# Objective:
Gather from the listing below each line that includes the word "temperature", and copy it.

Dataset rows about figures
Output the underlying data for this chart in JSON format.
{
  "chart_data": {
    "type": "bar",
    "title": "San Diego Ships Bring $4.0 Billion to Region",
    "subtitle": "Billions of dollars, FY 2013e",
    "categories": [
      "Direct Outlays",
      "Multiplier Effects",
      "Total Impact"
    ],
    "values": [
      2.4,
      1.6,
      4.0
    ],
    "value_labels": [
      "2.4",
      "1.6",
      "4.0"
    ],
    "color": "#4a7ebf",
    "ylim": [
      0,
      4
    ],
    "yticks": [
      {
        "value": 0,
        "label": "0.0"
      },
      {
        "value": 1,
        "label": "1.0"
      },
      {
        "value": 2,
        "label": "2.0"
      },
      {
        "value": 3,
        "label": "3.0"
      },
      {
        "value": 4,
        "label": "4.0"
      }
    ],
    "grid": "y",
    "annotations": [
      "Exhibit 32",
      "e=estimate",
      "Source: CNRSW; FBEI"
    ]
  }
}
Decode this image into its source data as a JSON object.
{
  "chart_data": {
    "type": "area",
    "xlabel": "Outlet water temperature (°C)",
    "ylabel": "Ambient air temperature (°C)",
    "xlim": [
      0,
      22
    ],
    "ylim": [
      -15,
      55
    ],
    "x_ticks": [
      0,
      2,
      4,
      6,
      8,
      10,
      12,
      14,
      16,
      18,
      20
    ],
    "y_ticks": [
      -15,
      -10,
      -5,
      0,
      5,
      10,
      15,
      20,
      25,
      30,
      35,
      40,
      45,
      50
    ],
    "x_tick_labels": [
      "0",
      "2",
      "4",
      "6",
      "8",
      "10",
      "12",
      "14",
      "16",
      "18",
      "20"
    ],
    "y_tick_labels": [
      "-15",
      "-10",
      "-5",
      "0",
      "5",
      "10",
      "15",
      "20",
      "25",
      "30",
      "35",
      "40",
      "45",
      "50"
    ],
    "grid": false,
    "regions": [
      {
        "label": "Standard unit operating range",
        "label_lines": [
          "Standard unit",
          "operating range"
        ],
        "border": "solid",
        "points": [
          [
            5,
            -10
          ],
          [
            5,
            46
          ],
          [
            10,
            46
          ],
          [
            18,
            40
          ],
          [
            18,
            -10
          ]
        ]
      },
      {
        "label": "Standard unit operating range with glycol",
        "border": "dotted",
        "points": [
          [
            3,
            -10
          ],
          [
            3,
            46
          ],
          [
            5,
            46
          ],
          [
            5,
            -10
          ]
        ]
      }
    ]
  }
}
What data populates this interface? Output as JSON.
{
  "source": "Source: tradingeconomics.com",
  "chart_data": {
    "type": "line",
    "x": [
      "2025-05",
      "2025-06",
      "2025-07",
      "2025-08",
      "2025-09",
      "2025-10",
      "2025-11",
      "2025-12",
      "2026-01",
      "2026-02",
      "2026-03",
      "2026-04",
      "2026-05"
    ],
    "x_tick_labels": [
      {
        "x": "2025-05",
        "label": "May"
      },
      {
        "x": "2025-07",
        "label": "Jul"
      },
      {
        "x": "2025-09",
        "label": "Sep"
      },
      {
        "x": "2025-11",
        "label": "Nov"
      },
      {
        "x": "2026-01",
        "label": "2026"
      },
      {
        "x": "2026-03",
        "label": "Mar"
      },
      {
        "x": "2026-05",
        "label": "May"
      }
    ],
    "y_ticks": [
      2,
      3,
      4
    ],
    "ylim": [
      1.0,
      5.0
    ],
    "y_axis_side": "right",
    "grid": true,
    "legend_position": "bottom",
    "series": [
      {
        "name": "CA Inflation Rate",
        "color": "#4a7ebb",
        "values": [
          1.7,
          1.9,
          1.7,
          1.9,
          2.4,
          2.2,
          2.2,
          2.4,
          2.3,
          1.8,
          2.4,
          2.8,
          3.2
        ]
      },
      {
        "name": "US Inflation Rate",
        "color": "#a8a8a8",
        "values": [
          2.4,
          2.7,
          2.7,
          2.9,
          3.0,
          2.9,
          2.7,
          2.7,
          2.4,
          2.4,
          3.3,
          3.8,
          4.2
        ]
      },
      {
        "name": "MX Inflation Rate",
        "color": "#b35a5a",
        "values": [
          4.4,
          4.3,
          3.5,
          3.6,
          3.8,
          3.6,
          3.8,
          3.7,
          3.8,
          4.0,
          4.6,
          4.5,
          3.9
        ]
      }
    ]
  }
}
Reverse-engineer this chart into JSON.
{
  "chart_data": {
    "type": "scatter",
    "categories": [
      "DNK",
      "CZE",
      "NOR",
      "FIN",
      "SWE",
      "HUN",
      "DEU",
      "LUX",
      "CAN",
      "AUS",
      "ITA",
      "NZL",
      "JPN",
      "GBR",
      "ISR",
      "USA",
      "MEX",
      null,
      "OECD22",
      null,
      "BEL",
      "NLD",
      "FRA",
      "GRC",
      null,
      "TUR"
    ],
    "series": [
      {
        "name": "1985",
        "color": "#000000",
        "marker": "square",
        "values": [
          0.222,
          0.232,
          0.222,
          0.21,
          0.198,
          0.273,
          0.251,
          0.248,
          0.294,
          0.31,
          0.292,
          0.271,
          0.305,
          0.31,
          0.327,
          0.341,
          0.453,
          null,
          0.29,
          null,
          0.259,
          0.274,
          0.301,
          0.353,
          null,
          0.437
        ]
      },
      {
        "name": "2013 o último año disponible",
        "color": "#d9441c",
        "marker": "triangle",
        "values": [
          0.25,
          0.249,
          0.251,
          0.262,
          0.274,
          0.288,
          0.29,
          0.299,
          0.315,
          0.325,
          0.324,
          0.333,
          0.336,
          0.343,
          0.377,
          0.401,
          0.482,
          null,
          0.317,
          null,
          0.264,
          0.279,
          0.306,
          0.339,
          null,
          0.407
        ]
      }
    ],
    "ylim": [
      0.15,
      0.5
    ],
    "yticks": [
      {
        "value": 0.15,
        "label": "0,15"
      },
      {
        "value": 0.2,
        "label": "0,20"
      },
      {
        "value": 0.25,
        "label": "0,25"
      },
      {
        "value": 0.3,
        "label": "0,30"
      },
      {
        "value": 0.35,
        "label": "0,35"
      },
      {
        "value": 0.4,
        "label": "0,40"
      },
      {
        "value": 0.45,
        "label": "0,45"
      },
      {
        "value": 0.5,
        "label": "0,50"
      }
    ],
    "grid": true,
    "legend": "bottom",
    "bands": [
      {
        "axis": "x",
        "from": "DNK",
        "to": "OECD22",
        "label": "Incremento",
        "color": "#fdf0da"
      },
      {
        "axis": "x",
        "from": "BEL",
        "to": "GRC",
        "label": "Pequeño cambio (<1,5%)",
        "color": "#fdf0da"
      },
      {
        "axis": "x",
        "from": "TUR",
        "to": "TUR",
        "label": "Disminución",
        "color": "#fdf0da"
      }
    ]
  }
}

# Task output:
    "xlabel": "Outlet water temperature (°C)",
    "ylabel": "Ambient air temperature (°C)",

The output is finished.